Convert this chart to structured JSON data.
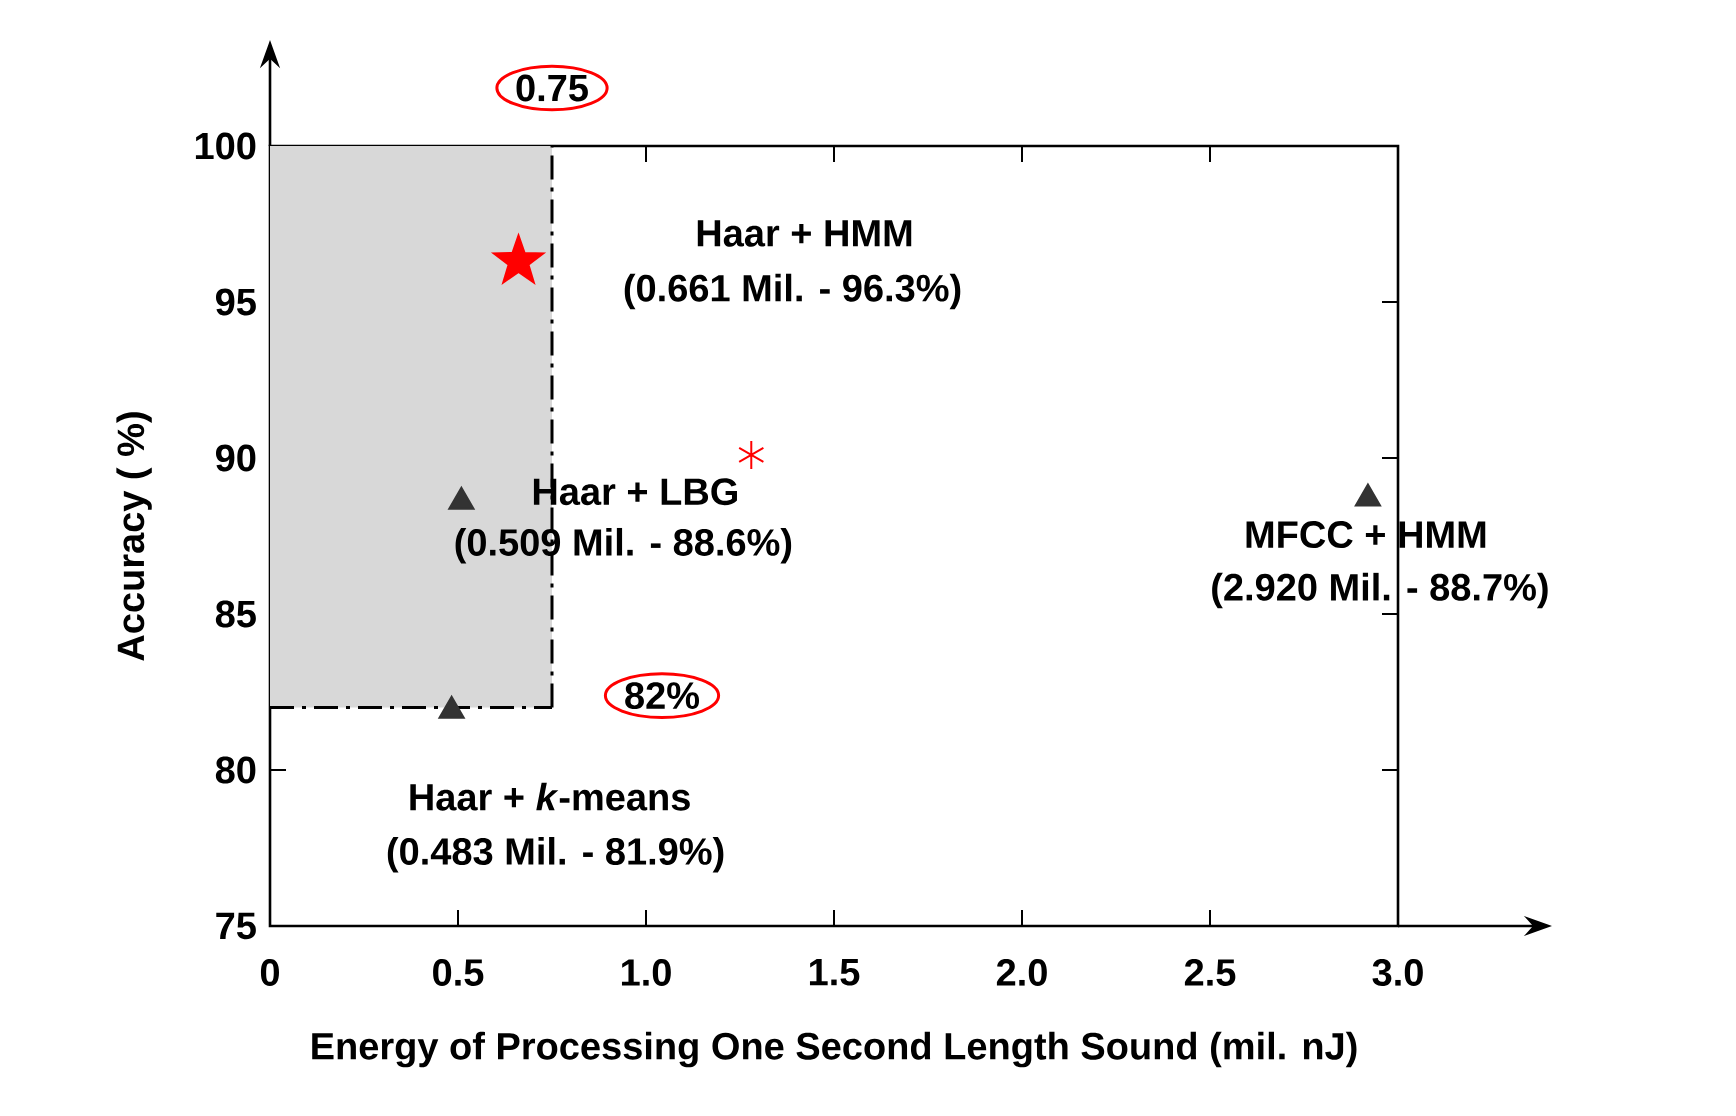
{
  "chart_data": {
    "type": "scatter",
    "xlabel": "Energy of Processing One Second Length Sound  (mil. nJ)",
    "ylabel": "Accuracy  ( %)",
    "xlim": [
      0,
      3
    ],
    "ylim": [
      75,
      100
    ],
    "xticks": [
      0,
      0.5,
      {
        "value": 1,
        "label": "1.0"
      },
      1.5,
      {
        "value": 2,
        "label": "2.0"
      },
      2.5,
      {
        "value": 3,
        "label": "3.0"
      }
    ],
    "yticks": [
      75,
      80,
      85,
      90,
      95,
      100
    ],
    "series": [
      {
        "color": "#333333",
        "marker": "triangle",
        "x": [
          0.509,
          0.483,
          2.92
        ],
        "values": [
          88.6,
          81.9,
          88.7
        ]
      },
      {
        "color": "#ff0000",
        "marker": "star",
        "x": [
          0.661
        ],
        "values": [
          96.3
        ]
      },
      {
        "color": "#ff0000",
        "marker": "cross",
        "x": [
          1.28
        ],
        "values": [
          90.1
        ]
      }
    ],
    "ref_lines": [
      {
        "axis": "x",
        "value": 0.75,
        "label": "0.75",
        "line_style": "dashed",
        "color": "#000000"
      },
      {
        "axis": "y",
        "value": 82,
        "label": "82%",
        "line_style": "dashed",
        "color": "#000000"
      }
    ],
    "bands": [
      {
        "axis": "x",
        "from": 0,
        "to": 0.75,
        "color": "#d8d8d8"
      }
    ],
    "annotations": [
      "Haar + HMM",
      {
        "text": "(0.661 Mil. - 96.3%)",
        "x": 0.661,
        "y": 96.3
      },
      {
        "text": "Haar + LBG",
        "x": 0.509,
        "y": 88.6
      },
      {
        "text": "(0.509 Mil. - 88.6%)",
        "x": 0.509,
        "y": 88.6
      },
      {
        "text": "Haar + *k*-means",
        "x": 0.483,
        "y": 81.9
      },
      "(0.483 Mil. - 81.9%)",
      {
        "text": "MFCC + HMM",
        "x": 2.92,
        "y": 88.7
      },
      {
        "text": "(2.920 Mil. - 88.7%)",
        "x": 2.92,
        "y": 88.7
      }
    ]
  }
}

§

### Exercise
Check each line of the entries for the string "marker". Copy the lines that have it.

### Task response
        "marker": "triangle",
        "marker": "star",
        "marker": "cross",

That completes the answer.